Find each line with the string "Oblacnost" and report it.

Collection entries
━━━━━━━━

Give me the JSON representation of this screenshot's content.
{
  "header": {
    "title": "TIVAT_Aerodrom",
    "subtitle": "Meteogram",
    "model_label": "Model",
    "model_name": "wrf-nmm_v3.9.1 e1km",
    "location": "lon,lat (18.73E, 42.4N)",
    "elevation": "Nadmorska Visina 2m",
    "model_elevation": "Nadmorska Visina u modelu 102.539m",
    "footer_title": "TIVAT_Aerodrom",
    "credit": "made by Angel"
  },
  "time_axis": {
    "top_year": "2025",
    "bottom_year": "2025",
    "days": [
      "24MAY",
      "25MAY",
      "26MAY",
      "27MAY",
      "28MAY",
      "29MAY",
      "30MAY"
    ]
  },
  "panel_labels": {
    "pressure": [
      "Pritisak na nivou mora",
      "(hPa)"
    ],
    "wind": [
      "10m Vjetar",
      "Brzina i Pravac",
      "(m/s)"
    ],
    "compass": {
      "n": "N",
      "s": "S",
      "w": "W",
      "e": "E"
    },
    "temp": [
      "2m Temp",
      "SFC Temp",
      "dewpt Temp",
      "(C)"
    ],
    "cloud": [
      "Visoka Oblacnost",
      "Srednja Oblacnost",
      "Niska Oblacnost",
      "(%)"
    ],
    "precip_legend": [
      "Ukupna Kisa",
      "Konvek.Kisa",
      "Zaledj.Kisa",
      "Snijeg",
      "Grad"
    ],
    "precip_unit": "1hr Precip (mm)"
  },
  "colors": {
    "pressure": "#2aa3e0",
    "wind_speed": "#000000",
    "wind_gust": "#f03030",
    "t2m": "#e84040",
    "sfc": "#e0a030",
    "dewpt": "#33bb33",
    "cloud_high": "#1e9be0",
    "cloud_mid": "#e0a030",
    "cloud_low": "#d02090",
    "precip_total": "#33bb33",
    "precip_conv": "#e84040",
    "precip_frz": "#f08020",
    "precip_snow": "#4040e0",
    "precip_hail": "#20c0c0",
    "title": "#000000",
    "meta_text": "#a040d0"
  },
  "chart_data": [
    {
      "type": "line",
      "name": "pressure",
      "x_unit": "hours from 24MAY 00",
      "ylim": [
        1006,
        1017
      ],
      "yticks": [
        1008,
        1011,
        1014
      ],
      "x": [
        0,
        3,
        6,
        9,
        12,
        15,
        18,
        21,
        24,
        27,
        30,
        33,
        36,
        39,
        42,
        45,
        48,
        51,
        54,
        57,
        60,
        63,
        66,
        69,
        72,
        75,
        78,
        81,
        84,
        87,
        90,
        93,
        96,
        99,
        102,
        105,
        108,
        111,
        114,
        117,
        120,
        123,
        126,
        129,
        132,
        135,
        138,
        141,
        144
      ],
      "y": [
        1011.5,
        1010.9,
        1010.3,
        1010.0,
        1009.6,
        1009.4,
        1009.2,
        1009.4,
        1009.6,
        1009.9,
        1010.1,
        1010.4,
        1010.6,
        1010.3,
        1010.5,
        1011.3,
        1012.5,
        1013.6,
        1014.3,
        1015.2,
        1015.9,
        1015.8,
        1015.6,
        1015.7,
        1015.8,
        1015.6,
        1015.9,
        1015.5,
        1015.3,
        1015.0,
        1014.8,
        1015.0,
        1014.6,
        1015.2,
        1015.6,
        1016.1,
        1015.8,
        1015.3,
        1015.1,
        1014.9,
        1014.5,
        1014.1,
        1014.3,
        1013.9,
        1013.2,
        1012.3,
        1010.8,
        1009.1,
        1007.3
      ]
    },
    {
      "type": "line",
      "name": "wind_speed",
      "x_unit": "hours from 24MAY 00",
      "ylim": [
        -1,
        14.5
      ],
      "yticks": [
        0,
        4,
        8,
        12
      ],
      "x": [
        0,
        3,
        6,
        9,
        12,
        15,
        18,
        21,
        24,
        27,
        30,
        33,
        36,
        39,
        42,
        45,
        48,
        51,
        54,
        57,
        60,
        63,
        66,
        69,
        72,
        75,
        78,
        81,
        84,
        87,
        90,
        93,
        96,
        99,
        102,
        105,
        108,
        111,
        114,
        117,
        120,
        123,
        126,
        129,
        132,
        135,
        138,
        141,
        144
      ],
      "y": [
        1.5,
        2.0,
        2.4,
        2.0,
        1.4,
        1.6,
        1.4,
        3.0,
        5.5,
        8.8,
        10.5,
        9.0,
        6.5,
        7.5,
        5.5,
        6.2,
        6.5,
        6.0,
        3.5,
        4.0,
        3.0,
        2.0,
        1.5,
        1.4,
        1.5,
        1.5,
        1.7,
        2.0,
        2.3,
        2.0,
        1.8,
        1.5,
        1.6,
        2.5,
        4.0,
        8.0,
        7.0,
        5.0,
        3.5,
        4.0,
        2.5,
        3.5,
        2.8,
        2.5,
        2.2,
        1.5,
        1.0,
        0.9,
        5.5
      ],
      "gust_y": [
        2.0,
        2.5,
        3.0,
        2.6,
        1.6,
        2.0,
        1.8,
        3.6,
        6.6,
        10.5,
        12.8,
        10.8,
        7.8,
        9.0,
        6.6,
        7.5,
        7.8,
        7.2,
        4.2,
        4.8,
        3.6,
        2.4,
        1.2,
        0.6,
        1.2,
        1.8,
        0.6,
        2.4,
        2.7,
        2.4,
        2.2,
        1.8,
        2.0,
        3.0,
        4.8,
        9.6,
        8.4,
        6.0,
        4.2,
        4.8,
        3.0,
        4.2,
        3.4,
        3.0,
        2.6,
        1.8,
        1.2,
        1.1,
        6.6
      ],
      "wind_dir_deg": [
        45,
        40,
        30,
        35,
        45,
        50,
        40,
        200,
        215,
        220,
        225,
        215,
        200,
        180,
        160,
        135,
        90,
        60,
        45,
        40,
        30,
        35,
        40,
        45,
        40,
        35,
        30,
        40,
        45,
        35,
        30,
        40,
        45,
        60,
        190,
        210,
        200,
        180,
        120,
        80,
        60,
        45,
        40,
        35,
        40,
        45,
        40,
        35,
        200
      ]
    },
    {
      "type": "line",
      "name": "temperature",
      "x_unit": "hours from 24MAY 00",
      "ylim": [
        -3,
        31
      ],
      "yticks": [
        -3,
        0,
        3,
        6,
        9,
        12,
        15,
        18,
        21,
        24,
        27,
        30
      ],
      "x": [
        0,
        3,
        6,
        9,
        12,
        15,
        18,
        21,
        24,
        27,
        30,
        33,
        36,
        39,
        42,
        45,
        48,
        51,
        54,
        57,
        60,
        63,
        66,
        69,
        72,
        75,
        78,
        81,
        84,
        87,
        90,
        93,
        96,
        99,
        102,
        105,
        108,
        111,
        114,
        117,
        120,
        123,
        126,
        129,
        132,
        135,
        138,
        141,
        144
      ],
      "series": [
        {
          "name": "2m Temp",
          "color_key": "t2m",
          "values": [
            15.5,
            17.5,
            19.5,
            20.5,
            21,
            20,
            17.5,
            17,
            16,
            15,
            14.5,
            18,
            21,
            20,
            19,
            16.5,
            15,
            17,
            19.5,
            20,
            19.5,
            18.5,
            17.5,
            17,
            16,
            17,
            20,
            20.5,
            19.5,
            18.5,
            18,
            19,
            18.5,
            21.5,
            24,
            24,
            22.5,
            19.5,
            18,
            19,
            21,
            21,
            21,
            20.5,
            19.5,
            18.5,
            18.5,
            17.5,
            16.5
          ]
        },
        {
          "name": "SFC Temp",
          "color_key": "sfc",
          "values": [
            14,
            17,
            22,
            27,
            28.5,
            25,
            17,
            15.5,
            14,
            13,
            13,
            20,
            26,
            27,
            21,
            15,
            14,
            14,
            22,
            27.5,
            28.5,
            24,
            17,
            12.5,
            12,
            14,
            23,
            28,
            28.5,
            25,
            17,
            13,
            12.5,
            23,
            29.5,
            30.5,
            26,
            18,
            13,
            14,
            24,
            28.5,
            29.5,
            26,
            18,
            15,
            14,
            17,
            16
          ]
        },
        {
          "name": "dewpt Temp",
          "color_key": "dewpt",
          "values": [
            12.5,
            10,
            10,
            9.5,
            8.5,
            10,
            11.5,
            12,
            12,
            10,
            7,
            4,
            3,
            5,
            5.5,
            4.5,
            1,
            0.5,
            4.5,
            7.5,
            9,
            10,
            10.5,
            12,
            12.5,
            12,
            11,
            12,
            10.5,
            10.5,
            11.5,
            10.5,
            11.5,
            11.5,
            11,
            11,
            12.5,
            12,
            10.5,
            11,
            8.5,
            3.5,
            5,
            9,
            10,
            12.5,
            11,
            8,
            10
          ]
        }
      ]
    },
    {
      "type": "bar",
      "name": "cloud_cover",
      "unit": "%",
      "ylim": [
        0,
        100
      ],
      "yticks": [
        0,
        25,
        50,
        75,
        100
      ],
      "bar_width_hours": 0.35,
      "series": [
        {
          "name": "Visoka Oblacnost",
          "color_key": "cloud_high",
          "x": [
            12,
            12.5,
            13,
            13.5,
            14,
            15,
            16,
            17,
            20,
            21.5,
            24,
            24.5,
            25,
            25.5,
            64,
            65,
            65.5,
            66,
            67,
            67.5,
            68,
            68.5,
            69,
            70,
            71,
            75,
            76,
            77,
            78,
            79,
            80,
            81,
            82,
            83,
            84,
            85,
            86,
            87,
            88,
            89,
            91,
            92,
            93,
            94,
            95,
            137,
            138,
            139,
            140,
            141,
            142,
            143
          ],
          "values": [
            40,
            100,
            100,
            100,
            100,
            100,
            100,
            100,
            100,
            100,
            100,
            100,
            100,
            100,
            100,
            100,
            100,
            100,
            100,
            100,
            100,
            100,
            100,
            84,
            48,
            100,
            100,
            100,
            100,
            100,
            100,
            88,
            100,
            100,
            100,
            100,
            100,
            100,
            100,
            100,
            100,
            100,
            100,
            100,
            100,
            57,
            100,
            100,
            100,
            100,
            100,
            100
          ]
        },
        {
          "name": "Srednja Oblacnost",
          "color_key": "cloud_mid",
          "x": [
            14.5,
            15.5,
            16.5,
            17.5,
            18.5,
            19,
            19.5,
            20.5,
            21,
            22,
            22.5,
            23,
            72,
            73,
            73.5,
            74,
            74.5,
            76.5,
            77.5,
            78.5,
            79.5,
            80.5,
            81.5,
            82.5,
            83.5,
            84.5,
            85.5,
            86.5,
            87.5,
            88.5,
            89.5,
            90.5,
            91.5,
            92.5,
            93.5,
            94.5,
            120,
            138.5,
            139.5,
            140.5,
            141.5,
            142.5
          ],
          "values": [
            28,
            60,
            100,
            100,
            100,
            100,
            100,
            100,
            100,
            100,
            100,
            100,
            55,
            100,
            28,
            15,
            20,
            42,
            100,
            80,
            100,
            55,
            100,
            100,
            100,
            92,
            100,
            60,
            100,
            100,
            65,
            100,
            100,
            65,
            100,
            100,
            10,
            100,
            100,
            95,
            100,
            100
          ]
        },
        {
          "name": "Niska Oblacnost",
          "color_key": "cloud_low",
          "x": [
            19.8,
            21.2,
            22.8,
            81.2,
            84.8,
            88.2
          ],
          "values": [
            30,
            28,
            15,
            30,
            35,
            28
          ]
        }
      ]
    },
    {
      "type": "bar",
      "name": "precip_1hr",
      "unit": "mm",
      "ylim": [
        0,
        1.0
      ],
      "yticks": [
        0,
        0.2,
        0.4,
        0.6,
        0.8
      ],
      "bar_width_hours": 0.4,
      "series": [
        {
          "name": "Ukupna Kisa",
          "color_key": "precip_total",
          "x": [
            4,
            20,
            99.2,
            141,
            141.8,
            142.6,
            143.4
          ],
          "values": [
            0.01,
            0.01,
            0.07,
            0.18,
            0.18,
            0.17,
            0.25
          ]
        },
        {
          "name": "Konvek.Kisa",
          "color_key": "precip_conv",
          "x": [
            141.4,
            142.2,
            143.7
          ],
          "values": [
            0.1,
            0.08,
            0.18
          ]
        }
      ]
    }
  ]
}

━━━━━━━━

**Exercise response**
      "Visoka Oblacnost",
      "Srednja Oblacnost",
      "Niska Oblacnost",
          "name": "Visoka Oblacnost",
          "name": "Srednja Oblacnost",
          "name": "Niska Oblacnost",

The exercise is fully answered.